Request: Copy every line of the data that includes the string "ylabel".

Records to process:
§ §
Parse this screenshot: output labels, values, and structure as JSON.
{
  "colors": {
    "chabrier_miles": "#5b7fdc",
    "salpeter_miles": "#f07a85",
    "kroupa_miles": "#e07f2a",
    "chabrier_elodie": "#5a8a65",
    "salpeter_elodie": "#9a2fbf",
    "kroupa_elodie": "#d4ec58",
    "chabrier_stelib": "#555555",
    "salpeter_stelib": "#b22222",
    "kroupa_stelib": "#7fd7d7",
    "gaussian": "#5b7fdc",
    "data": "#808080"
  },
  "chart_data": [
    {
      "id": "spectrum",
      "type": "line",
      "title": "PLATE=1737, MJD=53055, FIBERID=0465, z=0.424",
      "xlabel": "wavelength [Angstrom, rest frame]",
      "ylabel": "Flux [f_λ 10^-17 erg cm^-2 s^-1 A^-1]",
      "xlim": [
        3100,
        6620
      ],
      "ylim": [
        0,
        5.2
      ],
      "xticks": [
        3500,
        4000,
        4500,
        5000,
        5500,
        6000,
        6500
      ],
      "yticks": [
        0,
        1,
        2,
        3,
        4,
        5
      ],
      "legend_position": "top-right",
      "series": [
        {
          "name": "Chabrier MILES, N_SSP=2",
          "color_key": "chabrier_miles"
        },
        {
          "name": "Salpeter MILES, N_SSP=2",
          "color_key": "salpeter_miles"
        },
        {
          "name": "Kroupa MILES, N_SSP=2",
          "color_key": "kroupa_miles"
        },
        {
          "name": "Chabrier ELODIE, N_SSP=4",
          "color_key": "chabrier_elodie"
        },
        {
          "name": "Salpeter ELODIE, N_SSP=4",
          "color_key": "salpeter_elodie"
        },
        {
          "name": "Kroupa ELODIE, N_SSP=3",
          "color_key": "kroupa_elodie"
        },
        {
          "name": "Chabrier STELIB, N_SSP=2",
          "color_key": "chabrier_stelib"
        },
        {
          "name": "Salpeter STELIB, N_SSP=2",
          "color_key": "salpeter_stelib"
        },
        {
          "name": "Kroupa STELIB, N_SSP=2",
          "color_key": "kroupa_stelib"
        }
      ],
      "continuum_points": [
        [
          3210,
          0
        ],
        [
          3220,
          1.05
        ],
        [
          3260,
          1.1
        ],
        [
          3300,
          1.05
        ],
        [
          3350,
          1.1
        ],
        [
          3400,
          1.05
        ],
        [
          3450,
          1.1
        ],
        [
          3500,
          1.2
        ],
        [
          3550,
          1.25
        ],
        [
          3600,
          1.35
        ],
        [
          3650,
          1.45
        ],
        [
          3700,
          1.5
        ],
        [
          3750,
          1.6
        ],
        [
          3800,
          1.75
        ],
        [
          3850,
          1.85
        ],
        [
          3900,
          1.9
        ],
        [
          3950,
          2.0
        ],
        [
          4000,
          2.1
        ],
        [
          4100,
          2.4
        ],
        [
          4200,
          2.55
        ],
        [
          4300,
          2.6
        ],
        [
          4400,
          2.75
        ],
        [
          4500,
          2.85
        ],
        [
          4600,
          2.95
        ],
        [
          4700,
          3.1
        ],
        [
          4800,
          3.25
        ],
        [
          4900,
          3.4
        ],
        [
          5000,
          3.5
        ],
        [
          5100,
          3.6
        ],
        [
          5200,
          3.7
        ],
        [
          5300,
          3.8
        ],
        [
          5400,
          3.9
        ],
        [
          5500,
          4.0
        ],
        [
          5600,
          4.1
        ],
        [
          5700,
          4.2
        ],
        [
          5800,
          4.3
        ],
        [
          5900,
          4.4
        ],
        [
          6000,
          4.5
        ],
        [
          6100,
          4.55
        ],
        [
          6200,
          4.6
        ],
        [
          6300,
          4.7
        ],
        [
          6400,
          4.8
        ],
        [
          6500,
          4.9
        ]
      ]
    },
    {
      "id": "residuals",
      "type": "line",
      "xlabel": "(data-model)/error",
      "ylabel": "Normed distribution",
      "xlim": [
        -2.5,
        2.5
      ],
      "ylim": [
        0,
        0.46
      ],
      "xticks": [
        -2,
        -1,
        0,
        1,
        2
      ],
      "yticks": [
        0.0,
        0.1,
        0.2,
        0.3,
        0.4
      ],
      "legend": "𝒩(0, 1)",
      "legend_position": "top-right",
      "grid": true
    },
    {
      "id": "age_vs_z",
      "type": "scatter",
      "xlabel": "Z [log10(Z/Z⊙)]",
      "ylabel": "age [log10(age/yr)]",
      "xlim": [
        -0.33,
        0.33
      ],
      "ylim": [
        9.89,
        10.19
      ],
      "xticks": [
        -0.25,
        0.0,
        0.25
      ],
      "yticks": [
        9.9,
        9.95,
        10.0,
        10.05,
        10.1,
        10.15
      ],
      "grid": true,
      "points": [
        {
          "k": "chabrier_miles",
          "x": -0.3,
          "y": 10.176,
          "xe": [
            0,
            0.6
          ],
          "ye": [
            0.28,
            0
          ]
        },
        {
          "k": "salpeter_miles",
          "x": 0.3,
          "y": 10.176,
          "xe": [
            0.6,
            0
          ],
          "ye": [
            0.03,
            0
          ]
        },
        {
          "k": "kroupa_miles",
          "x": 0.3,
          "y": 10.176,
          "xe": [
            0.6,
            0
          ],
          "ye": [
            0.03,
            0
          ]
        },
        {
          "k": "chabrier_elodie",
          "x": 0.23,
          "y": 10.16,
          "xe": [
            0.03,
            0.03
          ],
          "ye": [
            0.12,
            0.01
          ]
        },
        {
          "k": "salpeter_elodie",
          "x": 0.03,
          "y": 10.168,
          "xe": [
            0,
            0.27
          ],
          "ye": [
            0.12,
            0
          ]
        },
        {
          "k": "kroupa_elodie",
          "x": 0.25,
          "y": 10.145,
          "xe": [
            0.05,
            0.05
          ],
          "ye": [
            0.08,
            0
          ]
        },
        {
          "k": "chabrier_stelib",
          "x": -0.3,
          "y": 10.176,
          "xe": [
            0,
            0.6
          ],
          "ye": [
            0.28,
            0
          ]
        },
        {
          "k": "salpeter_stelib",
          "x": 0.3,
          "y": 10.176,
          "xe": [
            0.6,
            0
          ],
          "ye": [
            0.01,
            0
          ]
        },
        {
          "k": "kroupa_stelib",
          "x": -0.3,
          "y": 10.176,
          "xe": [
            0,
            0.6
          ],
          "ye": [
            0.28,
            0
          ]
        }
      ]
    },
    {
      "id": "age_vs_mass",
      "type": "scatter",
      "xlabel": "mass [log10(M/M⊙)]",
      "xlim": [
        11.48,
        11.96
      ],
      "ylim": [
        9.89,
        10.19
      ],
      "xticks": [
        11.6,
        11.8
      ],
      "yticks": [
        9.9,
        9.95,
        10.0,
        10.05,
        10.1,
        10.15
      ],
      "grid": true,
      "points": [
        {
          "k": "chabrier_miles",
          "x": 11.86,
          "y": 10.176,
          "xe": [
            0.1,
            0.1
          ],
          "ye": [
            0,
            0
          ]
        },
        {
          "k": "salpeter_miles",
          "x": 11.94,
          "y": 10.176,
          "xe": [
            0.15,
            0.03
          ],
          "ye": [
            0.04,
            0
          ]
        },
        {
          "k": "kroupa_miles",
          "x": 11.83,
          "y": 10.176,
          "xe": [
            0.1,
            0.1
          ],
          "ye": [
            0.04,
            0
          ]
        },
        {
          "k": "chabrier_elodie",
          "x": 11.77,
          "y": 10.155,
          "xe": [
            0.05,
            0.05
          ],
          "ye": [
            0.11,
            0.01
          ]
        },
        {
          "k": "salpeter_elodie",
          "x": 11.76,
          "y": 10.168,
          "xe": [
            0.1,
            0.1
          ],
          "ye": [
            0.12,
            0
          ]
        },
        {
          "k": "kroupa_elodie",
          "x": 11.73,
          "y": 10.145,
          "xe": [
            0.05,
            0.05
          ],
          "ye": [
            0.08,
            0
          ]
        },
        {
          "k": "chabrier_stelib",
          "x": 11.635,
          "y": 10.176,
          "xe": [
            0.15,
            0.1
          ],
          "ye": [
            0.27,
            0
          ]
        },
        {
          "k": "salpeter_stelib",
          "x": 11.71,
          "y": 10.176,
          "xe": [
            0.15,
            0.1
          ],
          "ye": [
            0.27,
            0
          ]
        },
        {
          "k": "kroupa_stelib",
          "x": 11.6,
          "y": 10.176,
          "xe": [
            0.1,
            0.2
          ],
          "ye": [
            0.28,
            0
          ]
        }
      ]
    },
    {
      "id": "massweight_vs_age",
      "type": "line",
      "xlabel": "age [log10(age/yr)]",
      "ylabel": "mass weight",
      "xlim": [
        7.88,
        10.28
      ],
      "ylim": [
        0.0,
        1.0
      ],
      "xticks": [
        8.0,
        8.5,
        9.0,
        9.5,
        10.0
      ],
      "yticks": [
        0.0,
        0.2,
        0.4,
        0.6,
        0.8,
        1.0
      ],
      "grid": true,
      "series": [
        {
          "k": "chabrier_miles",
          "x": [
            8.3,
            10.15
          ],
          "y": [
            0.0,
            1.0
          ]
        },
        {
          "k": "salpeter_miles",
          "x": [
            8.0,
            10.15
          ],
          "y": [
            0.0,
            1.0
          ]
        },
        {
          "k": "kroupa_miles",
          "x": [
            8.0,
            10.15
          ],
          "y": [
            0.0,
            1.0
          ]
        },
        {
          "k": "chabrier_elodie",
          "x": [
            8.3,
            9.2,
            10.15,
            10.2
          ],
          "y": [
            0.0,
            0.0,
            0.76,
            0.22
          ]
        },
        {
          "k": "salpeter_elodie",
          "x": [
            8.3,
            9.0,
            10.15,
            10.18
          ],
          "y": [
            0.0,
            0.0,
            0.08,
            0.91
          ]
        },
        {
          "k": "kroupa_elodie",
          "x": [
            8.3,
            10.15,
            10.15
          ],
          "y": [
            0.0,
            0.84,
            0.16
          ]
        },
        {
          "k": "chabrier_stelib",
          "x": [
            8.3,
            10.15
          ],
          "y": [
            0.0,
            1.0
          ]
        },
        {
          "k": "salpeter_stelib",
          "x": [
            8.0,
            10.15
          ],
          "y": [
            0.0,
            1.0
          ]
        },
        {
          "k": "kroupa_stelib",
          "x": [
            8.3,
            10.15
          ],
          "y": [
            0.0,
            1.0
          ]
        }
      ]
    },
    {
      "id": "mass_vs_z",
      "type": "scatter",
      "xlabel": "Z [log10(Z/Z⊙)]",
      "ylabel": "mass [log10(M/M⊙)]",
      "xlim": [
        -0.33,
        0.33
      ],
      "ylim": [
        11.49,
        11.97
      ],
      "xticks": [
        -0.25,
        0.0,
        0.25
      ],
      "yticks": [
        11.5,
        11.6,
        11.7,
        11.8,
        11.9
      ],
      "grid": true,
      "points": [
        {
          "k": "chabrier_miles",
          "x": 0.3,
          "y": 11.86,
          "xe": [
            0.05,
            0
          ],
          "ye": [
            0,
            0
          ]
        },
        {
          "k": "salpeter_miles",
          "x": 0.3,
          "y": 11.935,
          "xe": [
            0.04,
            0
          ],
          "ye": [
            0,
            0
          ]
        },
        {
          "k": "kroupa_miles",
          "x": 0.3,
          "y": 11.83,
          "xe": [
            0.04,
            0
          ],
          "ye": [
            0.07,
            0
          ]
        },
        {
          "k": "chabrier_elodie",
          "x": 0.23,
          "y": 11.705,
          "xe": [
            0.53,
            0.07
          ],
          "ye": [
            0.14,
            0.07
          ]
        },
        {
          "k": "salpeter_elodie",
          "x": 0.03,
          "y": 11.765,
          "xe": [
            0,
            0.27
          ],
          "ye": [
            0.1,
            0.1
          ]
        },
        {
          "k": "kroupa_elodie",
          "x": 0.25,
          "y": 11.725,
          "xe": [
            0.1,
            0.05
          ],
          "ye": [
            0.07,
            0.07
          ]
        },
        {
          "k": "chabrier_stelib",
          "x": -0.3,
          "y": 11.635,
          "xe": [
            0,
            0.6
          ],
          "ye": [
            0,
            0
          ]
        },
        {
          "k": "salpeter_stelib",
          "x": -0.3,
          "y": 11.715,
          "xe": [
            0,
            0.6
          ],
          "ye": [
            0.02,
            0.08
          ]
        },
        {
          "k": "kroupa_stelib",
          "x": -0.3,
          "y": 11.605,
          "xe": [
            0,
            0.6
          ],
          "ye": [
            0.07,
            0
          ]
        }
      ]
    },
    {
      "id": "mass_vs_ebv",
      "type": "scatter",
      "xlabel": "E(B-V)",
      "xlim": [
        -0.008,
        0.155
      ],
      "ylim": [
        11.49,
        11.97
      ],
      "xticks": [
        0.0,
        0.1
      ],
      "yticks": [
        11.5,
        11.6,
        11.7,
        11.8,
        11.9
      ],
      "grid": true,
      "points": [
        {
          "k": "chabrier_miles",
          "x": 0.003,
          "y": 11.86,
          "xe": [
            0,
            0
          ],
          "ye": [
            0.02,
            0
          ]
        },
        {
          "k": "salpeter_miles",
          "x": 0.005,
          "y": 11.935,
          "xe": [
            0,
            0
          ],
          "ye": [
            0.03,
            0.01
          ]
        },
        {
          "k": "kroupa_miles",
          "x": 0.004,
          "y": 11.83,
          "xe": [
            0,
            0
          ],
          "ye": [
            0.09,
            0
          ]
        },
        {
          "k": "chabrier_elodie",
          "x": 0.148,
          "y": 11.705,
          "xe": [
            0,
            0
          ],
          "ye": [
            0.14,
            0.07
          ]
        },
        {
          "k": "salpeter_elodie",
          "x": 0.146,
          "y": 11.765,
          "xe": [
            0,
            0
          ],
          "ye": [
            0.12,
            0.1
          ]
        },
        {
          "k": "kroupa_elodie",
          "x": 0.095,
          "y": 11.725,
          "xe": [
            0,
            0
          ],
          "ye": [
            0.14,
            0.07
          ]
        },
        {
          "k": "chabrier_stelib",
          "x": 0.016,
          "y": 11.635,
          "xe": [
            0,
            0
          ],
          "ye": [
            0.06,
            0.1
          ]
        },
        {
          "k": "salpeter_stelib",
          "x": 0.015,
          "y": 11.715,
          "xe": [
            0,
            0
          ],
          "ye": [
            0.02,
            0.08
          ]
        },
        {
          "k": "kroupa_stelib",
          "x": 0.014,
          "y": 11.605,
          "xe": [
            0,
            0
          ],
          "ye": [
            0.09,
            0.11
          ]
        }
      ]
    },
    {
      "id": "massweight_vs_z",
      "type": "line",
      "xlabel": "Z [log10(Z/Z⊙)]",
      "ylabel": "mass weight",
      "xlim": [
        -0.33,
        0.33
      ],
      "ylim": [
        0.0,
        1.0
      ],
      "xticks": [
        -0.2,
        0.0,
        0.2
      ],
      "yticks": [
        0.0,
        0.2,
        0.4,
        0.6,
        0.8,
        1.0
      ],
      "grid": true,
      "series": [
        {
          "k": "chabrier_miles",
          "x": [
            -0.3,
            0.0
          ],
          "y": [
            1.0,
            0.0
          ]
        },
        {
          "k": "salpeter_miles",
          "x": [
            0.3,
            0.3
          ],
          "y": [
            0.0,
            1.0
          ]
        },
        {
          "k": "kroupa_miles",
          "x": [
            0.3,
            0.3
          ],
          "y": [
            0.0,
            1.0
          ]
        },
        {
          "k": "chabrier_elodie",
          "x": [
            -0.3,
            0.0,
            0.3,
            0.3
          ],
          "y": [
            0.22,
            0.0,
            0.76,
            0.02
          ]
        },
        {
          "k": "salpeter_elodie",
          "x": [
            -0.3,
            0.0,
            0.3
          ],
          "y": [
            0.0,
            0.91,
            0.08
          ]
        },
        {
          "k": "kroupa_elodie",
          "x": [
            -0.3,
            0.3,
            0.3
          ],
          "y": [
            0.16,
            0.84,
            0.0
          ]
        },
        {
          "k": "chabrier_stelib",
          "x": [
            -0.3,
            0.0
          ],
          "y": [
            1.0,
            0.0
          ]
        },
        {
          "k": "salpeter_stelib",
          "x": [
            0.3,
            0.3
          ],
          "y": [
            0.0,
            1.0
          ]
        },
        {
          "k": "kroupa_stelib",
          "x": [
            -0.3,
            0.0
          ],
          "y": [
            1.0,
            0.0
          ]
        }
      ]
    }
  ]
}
§ §
Solution to this task:
      "ylabel": "Flux [f_λ 10^-17 erg cm^-2 s^-1 A^-1]",
      "ylabel": "Normed distribution",
      "ylabel": "age [log10(age/yr)]",
      "ylabel": "mass weight",
      "ylabel": "mass [log10(M/M⊙)]",
      "ylabel": "mass weight",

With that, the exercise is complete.